Given request: Every line below must be reproduced exactly. Copy them all.

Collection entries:
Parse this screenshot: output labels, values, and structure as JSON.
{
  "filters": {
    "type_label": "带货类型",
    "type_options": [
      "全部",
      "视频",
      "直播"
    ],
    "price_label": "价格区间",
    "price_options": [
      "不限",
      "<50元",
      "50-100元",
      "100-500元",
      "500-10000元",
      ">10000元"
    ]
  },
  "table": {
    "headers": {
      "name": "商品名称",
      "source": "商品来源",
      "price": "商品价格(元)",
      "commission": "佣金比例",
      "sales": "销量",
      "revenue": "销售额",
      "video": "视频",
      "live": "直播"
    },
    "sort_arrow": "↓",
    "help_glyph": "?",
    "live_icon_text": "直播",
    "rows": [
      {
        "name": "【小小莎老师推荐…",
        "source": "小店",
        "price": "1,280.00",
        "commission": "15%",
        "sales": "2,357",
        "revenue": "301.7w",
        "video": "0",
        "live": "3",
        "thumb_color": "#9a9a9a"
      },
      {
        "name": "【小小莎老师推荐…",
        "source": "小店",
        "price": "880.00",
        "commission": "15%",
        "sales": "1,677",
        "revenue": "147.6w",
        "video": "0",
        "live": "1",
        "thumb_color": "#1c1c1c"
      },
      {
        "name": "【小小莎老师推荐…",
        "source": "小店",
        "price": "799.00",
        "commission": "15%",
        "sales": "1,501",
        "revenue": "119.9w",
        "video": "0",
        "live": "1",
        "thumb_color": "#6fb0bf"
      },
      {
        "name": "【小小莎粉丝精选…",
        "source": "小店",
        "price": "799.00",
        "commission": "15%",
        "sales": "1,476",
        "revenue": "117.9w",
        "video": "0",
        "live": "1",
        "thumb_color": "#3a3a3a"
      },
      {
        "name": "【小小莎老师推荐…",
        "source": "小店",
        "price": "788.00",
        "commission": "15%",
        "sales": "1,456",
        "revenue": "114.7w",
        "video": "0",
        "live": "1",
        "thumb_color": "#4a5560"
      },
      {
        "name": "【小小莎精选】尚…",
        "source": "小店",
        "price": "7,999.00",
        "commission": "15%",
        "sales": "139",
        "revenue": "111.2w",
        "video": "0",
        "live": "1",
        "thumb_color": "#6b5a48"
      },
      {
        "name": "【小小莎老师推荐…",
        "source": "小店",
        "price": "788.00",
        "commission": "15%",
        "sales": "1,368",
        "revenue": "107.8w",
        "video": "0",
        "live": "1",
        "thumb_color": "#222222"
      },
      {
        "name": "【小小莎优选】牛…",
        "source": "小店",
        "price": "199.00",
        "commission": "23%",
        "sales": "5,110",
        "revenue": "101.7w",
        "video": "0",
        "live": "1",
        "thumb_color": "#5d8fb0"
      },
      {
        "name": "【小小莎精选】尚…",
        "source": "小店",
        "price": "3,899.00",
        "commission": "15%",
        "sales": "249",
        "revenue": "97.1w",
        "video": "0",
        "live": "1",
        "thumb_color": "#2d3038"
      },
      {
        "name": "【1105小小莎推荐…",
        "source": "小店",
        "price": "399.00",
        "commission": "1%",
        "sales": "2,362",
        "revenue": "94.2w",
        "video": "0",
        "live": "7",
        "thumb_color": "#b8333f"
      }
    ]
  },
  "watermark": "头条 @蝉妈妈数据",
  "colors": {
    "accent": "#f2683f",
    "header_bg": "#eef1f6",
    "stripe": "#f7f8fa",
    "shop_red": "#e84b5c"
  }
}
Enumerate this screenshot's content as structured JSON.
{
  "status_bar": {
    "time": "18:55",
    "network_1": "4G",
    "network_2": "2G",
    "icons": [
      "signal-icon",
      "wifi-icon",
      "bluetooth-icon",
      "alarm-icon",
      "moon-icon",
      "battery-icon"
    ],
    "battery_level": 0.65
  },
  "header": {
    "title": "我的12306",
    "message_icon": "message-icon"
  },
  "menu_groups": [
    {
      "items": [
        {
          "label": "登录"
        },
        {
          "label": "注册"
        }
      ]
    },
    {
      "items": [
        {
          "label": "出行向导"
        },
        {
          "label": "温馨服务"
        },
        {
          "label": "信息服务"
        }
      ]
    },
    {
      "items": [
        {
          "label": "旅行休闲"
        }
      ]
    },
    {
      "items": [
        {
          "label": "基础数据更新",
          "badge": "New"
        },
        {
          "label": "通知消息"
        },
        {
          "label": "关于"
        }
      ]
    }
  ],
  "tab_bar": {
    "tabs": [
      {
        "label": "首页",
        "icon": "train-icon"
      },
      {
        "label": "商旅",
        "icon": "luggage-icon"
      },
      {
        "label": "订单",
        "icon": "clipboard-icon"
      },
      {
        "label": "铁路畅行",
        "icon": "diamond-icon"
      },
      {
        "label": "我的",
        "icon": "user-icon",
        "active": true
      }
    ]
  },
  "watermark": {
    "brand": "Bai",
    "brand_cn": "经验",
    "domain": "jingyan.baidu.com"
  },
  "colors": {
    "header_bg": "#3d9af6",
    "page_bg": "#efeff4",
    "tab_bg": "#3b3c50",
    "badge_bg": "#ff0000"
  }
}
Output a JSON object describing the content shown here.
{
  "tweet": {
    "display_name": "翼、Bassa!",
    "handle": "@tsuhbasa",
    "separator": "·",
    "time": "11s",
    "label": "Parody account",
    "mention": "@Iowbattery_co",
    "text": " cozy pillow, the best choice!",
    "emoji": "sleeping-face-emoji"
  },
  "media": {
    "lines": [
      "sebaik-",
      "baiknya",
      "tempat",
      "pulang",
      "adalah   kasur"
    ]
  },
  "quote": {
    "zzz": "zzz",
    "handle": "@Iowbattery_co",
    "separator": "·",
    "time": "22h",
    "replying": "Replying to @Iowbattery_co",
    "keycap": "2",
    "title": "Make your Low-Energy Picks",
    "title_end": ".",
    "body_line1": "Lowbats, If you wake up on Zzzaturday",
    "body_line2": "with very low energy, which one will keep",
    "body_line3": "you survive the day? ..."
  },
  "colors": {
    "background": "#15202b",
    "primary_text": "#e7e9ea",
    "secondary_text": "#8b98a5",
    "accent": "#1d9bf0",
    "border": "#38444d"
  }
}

Completed task:
Parse this screenshot: output labels, values, and structure as JSON.
{
  "filters": {
    "type_label": "带货类型",
    "type_options": [
      "全部",
      "视频",
      "直播"
    ],
    "price_label": "价格区间",
    "price_options": [
      "不限",
      "<50元",
      "50-100元",
      "100-500元",
      "500-10000元",
      ">10000元"
    ]
  },
  "table": {
    "headers": {
      "name": "商品名称",
      "source": "商品来源",
      "price": "商品价格(元)",
      "commission": "佣金比例",
      "sales": "销量",
      "revenue": "销售额",
      "video": "视频",
      "live": "直播"
    },
    "sort_arrow": "↓",
    "help_glyph": "?",
    "live_icon_text": "直播",
    "rows": [
      {
        "name": "【小小莎老师推荐…",
        "source": "小店",
        "price": "1,280.00",
        "commission": "15%",
        "sales": "2,357",
        "revenue": "301.7w",
        "video": "0",
        "live": "3",
        "thumb_color": "#9a9a9a"
      },
      {
        "name": "【小小莎老师推荐…",
        "source": "小店",
        "price": "880.00",
        "commission": "15%",
        "sales": "1,677",
        "revenue": "147.6w",
        "video": "0",
        "live": "1",
        "thumb_color": "#1c1c1c"
      },
      {
        "name": "【小小莎老师推荐…",
        "source": "小店",
        "price": "799.00",
        "commission": "15%",
        "sales": "1,501",
        "revenue": "119.9w",
        "video": "0",
        "live": "1",
        "thumb_color": "#6fb0bf"
      },
      {
        "name": "【小小莎粉丝精选…",
        "source": "小店",
        "price": "799.00",
        "commission": "15%",
        "sales": "1,476",
        "revenue": "117.9w",
        "video": "0",
        "live": "1",
        "thumb_color": "#3a3a3a"
      },
      {
        "name": "【小小莎老师推荐…",
        "source": "小店",
        "price": "788.00",
        "commission": "15%",
        "sales": "1,456",
        "revenue": "114.7w",
        "video": "0",
        "live": "1",
        "thumb_color": "#4a5560"
      },
      {
        "name": "【小小莎精选】尚…",
        "source": "小店",
        "price": "7,999.00",
        "commission": "15%",
        "sales": "139",
        "revenue": "111.2w",
        "video": "0",
        "live": "1",
        "thumb_color": "#6b5a48"
      },
      {
        "name": "【小小莎老师推荐…",
        "source": "小店",
        "price": "788.00",
        "commission": "15%",
        "sales": "1,368",
        "revenue": "107.8w",
        "video": "0",
        "live": "1",
        "thumb_color": "#222222"
      },
      {
        "name": "【小小莎优选】牛…",
        "source": "小店",
        "price": "199.00",
        "commission": "23%",
        "sales": "5,110",
        "revenue": "101.7w",
        "video": "0",
        "live": "1",
        "thumb_color": "#5d8fb0"
      },
      {
        "name": "【小小莎精选】尚…",
        "source": "小店",
        "price": "3,899.00",
        "commission": "15%",
        "sales": "249",
        "revenue": "97.1w",
        "video": "0",
        "live": "1",
        "thumb_color": "#2d3038"
      },
      {
        "name": "【1105小小莎推荐…",
        "source": "小店",
        "price": "399.00",
        "commission": "1%",
        "sales": "2,362",
        "revenue": "94.2w",
        "video": "0",
        "live": "7",
        "thumb_color": "#b8333f"
      }
    ]
  },
  "watermark": "头条 @蝉妈妈数据",
  "colors": {
    "accent": "#f2683f",
    "header_bg": "#eef1f6",
    "stripe": "#f7f8fa",
    "shop_red": "#e84b5c"
  }
}
Enumerate this screenshot's content as structured JSON.
{
  "status_bar": {
    "time": "18:55",
    "network_1": "4G",
    "network_2": "2G",
    "icons": [
      "signal-icon",
      "wifi-icon",
      "bluetooth-icon",
      "alarm-icon",
      "moon-icon",
      "battery-icon"
    ],
    "battery_level": 0.65
  },
  "header": {
    "title": "我的12306",
    "message_icon": "message-icon"
  },
  "menu_groups": [
    {
      "items": [
        {
          "label": "登录"
        },
        {
          "label": "注册"
        }
      ]
    },
    {
      "items": [
        {
          "label": "出行向导"
        },
        {
          "label": "温馨服务"
        },
        {
          "label": "信息服务"
        }
      ]
    },
    {
      "items": [
        {
          "label": "旅行休闲"
        }
      ]
    },
    {
      "items": [
        {
          "label": "基础数据更新",
          "badge": "New"
        },
        {
          "label": "通知消息"
        },
        {
          "label": "关于"
        }
      ]
    }
  ],
  "tab_bar": {
    "tabs": [
      {
        "label": "首页",
        "icon": "train-icon"
      },
      {
        "label": "商旅",
        "icon": "luggage-icon"
      },
      {
        "label": "订单",
        "icon": "clipboard-icon"
      },
      {
        "label": "铁路畅行",
        "icon": "diamond-icon"
      },
      {
        "label": "我的",
        "icon": "user-icon",
        "active": true
      }
    ]
  },
  "watermark": {
    "brand": "Bai",
    "brand_cn": "经验",
    "domain": "jingyan.baidu.com"
  },
  "colors": {
    "header_bg": "#3d9af6",
    "page_bg": "#efeff4",
    "tab_bg": "#3b3c50",
    "badge_bg": "#ff0000"
  }
}
Output a JSON object describing the content shown here.
{
  "tweet": {
    "display_name": "翼、Bassa!",
    "handle": "@tsuhbasa",
    "separator": "·",
    "time": "11s",
    "label": "Parody account",
    "mention": "@Iowbattery_co",
    "text": " cozy pillow, the best choice!",
    "emoji": "sleeping-face-emoji"
  },
  "media": {
    "lines": [
      "sebaik-",
      "baiknya",
      "tempat",
      "pulang",
      "adalah   kasur"
    ]
  },
  "quote": {
    "zzz": "zzz",
    "handle": "@Iowbattery_co",
    "separator": "·",
    "time": "22h",
    "replying": "Replying to @Iowbattery_co",
    "keycap": "2",
    "title": "Make your Low-Energy Picks",
    "title_end": ".",
    "body_line1": "Lowbats, If you wake up on Zzzaturday",
    "body_line2": "with very low energy, which one will keep",
    "body_line3": "you survive the day? ..."
  },
  "colors": {
    "background": "#15202b",
    "primary_text": "#e7e9ea",
    "secondary_text": "#8b98a5",
    "accent": "#1d9bf0",
    "border": "#38444d"
  }
}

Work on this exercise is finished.